Task input ->
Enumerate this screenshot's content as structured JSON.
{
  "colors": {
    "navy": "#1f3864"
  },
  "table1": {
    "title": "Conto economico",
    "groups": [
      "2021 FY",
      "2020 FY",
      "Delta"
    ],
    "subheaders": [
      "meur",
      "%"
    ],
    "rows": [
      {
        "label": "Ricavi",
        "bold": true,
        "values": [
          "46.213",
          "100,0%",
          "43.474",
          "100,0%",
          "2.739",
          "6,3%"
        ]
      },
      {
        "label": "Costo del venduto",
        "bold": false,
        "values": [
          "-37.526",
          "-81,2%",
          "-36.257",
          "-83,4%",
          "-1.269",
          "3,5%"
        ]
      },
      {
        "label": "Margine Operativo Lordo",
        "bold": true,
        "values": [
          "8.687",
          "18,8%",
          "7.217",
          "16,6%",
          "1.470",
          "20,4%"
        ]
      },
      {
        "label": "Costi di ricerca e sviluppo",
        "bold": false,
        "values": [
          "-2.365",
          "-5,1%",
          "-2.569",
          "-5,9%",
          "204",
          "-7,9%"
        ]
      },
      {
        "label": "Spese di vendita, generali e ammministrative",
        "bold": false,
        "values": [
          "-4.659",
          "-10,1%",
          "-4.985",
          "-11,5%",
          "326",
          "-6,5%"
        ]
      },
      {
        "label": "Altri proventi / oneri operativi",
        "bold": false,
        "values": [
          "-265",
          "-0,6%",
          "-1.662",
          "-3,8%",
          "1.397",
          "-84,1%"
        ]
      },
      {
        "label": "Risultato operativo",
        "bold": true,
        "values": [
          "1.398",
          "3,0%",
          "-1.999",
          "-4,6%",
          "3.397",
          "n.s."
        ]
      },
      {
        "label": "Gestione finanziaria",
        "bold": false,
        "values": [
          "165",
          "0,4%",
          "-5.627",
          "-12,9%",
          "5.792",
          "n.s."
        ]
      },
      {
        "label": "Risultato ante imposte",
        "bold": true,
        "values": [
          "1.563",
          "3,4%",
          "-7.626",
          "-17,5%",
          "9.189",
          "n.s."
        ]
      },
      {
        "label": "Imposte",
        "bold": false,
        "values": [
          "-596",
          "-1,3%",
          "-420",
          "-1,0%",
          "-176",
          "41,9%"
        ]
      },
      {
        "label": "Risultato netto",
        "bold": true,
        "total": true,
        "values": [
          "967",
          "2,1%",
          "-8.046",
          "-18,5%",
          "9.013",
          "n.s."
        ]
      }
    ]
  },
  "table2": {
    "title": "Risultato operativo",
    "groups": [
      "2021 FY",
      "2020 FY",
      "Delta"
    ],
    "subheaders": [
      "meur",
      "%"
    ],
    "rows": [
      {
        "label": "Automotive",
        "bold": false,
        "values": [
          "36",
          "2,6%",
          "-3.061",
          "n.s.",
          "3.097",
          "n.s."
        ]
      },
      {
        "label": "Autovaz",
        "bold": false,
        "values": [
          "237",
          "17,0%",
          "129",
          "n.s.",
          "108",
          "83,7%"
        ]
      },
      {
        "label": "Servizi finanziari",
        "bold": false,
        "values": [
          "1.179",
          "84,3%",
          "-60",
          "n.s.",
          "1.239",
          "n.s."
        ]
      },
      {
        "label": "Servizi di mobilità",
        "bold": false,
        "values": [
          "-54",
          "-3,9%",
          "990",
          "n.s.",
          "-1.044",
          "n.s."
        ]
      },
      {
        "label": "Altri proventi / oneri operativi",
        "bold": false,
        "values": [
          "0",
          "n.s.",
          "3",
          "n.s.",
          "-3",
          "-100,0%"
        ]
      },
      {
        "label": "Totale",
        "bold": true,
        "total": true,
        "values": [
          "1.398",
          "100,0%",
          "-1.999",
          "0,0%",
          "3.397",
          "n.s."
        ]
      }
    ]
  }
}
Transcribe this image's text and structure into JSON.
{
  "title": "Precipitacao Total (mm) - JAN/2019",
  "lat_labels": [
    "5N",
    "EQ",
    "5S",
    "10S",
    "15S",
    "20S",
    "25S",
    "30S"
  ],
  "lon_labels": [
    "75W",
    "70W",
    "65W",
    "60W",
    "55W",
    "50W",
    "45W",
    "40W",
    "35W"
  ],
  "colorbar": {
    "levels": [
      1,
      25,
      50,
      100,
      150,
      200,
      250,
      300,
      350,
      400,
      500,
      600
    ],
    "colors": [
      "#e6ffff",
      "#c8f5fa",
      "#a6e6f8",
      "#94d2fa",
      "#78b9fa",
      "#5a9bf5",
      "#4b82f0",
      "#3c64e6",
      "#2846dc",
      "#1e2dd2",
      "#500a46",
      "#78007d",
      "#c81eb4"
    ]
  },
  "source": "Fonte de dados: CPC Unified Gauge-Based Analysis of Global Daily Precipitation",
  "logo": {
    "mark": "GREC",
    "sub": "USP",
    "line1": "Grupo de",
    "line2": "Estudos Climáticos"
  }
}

Instructions for the task -> Pick out the lines containing the word "title" and show them.

Exercise output ->
    "title": "Conto economico",
    "title": "Risultato operativo",
  "title": "Precipitacao Total (mm) - JAN/2019",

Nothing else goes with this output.